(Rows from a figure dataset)
▬▬▬▬▬▬
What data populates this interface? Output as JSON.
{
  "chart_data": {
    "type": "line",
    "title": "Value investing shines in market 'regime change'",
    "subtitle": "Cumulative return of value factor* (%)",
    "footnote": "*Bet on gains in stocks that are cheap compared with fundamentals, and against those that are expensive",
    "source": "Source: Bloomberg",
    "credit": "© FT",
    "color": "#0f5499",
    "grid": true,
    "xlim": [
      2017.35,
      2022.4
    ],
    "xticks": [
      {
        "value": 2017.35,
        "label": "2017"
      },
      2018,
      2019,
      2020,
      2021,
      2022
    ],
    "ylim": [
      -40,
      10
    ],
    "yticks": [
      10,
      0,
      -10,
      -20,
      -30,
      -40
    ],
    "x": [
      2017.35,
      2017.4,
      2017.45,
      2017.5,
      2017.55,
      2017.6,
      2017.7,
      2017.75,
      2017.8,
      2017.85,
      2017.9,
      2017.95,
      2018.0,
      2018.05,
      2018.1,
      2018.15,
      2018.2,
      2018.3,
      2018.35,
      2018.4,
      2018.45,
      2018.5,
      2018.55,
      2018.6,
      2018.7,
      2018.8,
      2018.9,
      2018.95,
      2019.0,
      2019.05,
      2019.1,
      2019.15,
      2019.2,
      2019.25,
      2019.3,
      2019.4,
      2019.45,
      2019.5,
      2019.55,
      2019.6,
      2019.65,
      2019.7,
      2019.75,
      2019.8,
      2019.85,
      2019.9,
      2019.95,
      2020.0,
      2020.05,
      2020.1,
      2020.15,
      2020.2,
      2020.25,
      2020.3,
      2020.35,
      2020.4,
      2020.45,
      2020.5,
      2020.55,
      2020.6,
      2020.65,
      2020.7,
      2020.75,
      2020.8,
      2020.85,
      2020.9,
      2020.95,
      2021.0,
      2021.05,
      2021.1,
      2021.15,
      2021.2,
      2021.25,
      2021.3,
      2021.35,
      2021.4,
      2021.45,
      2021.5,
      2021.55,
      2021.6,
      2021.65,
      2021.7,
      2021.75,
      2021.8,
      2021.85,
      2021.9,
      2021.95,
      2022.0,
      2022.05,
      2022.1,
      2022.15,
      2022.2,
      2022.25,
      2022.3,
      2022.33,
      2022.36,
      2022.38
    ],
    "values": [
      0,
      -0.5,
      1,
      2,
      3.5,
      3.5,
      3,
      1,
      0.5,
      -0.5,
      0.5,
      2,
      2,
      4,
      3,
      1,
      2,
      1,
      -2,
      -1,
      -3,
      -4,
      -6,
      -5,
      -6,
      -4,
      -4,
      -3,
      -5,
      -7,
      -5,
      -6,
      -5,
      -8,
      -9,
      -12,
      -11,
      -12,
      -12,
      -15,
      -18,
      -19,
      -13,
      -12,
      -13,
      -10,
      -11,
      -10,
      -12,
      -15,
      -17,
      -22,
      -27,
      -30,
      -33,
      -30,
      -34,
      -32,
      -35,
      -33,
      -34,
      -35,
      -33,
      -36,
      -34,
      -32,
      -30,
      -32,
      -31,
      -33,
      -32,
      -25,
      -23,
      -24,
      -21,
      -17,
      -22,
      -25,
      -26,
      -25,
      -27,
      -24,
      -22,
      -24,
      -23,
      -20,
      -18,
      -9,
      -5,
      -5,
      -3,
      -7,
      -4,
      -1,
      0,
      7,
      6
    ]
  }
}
▬▬▬▬▬▬
### [REQUIREMENTS]
All of the entries need to be reproduced exactly; please write them out.

### [SOLUTION]
What data populates this interface? Output as JSON.
{
  "chart_data": {
    "type": "line",
    "title": "Value investing shines in market 'regime change'",
    "subtitle": "Cumulative return of value factor* (%)",
    "footnote": "*Bet on gains in stocks that are cheap compared with fundamentals, and against those that are expensive",
    "source": "Source: Bloomberg",
    "credit": "© FT",
    "color": "#0f5499",
    "grid": true,
    "xlim": [
      2017.35,
      2022.4
    ],
    "xticks": [
      {
        "value": 2017.35,
        "label": "2017"
      },
      2018,
      2019,
      2020,
      2021,
      2022
    ],
    "ylim": [
      -40,
      10
    ],
    "yticks": [
      10,
      0,
      -10,
      -20,
      -30,
      -40
    ],
    "x": [
      2017.35,
      2017.4,
      2017.45,
      2017.5,
      2017.55,
      2017.6,
      2017.7,
      2017.75,
      2017.8,
      2017.85,
      2017.9,
      2017.95,
      2018.0,
      2018.05,
      2018.1,
      2018.15,
      2018.2,
      2018.3,
      2018.35,
      2018.4,
      2018.45,
      2018.5,
      2018.55,
      2018.6,
      2018.7,
      2018.8,
      2018.9,
      2018.95,
      2019.0,
      2019.05,
      2019.1,
      2019.15,
      2019.2,
      2019.25,
      2019.3,
      2019.4,
      2019.45,
      2019.5,
      2019.55,
      2019.6,
      2019.65,
      2019.7,
      2019.75,
      2019.8,
      2019.85,
      2019.9,
      2019.95,
      2020.0,
      2020.05,
      2020.1,
      2020.15,
      2020.2,
      2020.25,
      2020.3,
      2020.35,
      2020.4,
      2020.45,
      2020.5,
      2020.55,
      2020.6,
      2020.65,
      2020.7,
      2020.75,
      2020.8,
      2020.85,
      2020.9,
      2020.95,
      2021.0,
      2021.05,
      2021.1,
      2021.15,
      2021.2,
      2021.25,
      2021.3,
      2021.35,
      2021.4,
      2021.45,
      2021.5,
      2021.55,
      2021.6,
      2021.65,
      2021.7,
      2021.75,
      2021.8,
      2021.85,
      2021.9,
      2021.95,
      2022.0,
      2022.05,
      2022.1,
      2022.15,
      2022.2,
      2022.25,
      2022.3,
      2022.33,
      2022.36,
      2022.38
    ],
    "values": [
      0,
      -0.5,
      1,
      2,
      3.5,
      3.5,
      3,
      1,
      0.5,
      -0.5,
      0.5,
      2,
      2,
      4,
      3,
      1,
      2,
      1,
      -2,
      -1,
      -3,
      -4,
      -6,
      -5,
      -6,
      -4,
      -4,
      -3,
      -5,
      -7,
      -5,
      -6,
      -5,
      -8,
      -9,
      -12,
      -11,
      -12,
      -12,
      -15,
      -18,
      -19,
      -13,
      -12,
      -13,
      -10,
      -11,
      -10,
      -12,
      -15,
      -17,
      -22,
      -27,
      -30,
      -33,
      -30,
      -34,
      -32,
      -35,
      -33,
      -34,
      -35,
      -33,
      -36,
      -34,
      -32,
      -30,
      -32,
      -31,
      -33,
      -32,
      -25,
      -23,
      -24,
      -21,
      -17,
      -22,
      -25,
      -26,
      -25,
      -27,
      -24,
      -22,
      -24,
      -23,
      -20,
      -18,
      -9,
      -5,
      -5,
      -3,
      -7,
      -4,
      -1,
      0,
      7,
      6
    ]
  }
}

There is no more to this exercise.